_TASK DETAILS_
Gather each line in the entries that includes the string "this".

** Begin ENTRIES SUPPLIED **

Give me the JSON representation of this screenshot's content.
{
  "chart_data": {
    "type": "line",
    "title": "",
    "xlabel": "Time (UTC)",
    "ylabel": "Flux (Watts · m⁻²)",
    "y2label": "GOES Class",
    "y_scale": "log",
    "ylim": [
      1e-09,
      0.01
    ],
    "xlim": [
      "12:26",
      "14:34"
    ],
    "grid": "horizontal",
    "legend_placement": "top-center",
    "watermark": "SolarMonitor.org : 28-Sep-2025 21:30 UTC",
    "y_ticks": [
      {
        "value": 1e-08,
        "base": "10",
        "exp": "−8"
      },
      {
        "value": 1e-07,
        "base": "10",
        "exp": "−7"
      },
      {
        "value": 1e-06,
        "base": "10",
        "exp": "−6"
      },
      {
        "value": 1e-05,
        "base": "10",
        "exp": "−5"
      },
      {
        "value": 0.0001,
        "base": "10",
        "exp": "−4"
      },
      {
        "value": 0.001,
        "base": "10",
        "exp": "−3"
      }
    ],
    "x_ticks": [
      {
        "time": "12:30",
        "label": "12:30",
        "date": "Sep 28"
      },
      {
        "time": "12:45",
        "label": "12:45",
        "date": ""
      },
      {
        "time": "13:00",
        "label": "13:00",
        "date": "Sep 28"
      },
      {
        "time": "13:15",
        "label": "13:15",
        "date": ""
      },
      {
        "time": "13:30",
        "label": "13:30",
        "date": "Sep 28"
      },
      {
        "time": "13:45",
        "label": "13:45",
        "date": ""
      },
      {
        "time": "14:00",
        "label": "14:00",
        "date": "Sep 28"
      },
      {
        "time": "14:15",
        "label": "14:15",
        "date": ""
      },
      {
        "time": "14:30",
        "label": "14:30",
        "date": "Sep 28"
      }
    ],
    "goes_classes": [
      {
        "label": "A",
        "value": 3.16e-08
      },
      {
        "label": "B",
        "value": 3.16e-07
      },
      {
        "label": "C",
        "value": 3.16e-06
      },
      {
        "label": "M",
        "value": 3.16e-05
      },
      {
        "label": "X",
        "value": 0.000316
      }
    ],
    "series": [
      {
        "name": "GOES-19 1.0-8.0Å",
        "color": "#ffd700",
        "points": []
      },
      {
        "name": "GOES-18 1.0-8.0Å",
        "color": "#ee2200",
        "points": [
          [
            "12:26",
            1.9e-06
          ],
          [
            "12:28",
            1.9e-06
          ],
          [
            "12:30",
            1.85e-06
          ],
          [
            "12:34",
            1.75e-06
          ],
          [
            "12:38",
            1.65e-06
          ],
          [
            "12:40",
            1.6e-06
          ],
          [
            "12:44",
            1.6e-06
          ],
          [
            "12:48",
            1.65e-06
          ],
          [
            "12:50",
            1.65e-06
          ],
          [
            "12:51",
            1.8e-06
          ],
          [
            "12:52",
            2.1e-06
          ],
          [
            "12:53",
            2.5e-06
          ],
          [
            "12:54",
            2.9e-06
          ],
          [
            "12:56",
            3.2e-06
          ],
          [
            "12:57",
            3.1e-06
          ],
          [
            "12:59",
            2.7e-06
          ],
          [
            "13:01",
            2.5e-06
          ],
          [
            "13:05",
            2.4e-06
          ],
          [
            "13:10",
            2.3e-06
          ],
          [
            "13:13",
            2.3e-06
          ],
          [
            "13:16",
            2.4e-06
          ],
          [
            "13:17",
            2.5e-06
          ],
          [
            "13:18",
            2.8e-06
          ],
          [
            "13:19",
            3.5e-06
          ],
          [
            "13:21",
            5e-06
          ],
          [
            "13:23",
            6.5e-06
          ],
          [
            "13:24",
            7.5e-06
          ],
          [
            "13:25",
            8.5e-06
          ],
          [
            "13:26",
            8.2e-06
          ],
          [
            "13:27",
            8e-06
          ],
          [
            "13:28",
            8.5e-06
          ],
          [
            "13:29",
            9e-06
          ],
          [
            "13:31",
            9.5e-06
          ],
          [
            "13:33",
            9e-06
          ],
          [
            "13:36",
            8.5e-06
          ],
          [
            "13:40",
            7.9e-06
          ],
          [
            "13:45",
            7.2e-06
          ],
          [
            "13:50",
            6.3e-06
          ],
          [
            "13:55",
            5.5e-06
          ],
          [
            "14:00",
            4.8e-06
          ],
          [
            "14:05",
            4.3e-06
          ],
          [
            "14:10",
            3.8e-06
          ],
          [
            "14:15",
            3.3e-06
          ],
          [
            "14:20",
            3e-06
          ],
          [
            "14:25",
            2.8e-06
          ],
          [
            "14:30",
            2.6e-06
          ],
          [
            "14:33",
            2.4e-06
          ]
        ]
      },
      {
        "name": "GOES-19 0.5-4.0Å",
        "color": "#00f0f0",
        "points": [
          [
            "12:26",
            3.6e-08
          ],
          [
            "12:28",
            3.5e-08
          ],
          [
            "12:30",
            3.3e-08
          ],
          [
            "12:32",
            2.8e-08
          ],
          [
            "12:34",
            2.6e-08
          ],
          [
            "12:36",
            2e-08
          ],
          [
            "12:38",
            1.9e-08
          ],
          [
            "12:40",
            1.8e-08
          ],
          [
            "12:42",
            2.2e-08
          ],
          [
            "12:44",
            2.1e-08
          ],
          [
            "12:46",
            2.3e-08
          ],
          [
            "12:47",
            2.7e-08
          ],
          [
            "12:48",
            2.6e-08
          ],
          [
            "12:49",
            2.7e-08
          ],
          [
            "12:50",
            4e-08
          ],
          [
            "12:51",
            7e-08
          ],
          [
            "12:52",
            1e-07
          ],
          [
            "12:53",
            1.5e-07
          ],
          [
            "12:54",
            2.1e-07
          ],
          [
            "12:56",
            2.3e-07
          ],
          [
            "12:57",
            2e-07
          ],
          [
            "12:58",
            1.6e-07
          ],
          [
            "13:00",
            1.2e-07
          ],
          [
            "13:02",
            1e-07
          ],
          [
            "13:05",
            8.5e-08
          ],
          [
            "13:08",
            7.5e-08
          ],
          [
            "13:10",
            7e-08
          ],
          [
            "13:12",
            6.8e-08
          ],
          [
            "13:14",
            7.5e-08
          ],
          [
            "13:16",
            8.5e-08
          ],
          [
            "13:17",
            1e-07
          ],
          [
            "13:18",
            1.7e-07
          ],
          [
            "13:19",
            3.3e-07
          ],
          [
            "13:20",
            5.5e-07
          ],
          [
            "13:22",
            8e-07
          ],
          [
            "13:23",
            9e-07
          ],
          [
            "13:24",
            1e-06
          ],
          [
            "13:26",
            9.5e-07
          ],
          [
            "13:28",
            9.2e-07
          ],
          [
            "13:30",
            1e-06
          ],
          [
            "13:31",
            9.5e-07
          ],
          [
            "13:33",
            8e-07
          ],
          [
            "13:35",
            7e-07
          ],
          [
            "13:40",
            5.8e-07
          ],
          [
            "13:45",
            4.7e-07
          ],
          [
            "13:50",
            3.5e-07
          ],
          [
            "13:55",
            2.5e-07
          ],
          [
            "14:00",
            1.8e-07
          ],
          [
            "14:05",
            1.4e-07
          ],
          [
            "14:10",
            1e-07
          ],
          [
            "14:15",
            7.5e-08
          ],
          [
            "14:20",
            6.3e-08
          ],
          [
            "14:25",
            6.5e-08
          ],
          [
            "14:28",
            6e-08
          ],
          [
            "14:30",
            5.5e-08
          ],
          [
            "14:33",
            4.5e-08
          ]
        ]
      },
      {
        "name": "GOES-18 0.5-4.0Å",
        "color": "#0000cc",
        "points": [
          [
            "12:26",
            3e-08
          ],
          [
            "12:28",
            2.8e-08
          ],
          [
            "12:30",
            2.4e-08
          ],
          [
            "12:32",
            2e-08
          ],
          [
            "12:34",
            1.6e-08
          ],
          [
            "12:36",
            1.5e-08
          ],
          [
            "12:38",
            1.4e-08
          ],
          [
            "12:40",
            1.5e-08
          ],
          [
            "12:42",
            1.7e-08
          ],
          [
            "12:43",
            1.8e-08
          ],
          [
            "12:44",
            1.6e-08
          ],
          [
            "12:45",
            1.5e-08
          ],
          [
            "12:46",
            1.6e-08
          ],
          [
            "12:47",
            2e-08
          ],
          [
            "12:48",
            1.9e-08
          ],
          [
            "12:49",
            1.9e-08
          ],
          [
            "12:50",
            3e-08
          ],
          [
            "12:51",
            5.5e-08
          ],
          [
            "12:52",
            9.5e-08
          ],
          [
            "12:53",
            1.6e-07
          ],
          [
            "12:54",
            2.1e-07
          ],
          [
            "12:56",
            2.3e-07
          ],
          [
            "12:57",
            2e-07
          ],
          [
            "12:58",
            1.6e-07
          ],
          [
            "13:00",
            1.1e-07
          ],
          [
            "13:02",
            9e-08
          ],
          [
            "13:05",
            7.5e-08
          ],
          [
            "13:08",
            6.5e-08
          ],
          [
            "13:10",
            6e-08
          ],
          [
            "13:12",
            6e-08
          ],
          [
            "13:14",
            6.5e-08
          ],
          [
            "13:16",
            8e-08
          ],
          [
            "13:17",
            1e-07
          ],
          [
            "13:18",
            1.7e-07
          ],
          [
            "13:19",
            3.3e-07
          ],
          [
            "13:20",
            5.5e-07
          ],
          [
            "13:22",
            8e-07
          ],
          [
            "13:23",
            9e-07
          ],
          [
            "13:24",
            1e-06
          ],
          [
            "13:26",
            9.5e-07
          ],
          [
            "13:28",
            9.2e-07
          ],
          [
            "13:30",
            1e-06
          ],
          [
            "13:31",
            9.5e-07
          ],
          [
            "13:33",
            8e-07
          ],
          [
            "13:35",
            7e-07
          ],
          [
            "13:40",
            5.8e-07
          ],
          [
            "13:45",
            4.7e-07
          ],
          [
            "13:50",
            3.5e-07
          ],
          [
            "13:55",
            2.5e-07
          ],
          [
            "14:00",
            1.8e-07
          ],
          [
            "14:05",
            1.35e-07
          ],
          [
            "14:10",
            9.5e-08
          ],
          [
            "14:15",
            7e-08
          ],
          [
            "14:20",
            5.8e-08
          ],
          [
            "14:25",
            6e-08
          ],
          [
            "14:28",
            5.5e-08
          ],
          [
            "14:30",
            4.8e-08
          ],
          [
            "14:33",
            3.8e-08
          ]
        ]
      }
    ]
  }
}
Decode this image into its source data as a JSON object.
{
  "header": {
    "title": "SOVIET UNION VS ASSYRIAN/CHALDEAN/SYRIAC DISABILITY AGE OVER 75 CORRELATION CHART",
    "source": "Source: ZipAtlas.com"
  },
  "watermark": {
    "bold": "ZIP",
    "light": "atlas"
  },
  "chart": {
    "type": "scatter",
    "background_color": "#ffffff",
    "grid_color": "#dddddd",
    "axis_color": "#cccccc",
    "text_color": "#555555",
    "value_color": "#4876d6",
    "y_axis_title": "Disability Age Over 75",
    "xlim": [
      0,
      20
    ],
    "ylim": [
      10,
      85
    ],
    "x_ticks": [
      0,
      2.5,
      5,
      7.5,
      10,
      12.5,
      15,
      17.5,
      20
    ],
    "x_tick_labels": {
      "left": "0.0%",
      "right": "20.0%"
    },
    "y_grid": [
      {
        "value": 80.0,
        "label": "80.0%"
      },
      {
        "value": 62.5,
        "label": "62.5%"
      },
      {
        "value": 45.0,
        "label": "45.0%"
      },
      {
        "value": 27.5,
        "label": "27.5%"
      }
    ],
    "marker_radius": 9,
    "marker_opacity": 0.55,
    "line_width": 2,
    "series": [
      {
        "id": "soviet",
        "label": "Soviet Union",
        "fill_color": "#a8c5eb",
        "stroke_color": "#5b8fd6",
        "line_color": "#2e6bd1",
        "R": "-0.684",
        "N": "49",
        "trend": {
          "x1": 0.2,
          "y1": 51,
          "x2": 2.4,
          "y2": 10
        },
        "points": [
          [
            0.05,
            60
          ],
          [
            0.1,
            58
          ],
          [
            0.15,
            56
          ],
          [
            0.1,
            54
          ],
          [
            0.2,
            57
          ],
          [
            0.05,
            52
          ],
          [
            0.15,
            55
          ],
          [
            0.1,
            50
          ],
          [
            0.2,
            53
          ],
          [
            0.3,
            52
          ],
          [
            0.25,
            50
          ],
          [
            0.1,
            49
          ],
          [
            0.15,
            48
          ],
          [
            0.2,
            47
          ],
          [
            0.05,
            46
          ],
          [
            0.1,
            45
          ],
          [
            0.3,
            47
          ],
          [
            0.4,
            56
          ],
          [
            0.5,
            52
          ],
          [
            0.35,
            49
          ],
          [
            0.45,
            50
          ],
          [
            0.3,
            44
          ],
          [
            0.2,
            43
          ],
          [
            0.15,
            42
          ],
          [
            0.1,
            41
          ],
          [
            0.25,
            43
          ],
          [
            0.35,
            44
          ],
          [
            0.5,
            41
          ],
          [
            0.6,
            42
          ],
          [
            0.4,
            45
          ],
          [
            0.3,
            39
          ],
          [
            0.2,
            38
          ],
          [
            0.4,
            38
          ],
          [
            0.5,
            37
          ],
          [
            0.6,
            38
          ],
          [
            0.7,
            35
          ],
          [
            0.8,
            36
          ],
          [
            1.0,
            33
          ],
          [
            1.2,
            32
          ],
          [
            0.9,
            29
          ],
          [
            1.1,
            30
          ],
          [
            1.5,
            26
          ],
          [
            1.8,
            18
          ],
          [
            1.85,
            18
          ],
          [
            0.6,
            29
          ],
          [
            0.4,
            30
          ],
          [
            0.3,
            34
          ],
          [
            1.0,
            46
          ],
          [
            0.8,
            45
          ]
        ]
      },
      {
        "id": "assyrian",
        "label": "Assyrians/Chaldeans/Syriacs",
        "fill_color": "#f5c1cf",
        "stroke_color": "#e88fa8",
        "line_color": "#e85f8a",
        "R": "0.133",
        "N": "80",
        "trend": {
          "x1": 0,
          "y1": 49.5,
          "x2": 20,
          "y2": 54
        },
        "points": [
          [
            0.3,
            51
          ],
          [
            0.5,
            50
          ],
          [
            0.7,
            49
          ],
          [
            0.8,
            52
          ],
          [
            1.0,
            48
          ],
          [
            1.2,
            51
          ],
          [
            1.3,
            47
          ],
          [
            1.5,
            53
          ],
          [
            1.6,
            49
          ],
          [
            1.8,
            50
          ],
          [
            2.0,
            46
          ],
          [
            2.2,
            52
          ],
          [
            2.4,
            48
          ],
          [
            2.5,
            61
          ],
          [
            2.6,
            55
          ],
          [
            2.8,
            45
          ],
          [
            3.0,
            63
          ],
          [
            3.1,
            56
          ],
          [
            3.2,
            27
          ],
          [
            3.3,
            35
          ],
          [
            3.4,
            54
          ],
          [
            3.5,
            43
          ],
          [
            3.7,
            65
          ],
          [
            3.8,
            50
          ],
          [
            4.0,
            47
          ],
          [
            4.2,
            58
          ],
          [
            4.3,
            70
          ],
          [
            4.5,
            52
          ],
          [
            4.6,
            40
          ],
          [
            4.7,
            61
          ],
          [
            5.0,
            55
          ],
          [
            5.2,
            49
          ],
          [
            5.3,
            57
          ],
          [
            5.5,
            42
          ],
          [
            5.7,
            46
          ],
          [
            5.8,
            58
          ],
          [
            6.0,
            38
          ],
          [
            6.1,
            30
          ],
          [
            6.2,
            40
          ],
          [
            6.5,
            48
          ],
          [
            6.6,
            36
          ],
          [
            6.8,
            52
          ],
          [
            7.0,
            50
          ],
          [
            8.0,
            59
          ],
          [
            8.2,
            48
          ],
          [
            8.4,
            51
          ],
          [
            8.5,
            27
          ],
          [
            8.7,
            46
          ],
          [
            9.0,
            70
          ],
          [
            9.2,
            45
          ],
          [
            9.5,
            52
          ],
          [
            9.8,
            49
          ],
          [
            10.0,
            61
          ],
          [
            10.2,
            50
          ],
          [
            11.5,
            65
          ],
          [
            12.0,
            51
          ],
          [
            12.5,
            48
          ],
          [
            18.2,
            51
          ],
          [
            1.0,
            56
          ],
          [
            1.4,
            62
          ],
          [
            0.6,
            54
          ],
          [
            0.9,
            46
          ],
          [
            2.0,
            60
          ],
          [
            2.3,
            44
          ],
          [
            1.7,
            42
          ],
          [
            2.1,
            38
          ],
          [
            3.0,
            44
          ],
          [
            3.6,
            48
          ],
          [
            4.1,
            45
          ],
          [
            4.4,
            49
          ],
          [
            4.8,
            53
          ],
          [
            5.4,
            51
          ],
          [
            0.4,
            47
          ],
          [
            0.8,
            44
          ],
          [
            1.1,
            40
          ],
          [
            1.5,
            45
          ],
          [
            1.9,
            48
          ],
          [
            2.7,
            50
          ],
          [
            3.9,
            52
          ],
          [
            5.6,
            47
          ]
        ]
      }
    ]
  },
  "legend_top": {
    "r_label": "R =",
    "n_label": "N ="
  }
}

** End ENTRIES SUPPLIED **

_COMPLETE RESPONSE_
Give me the JSON representation of this screenshot's content.
Decode this image into its source data as a JSON object.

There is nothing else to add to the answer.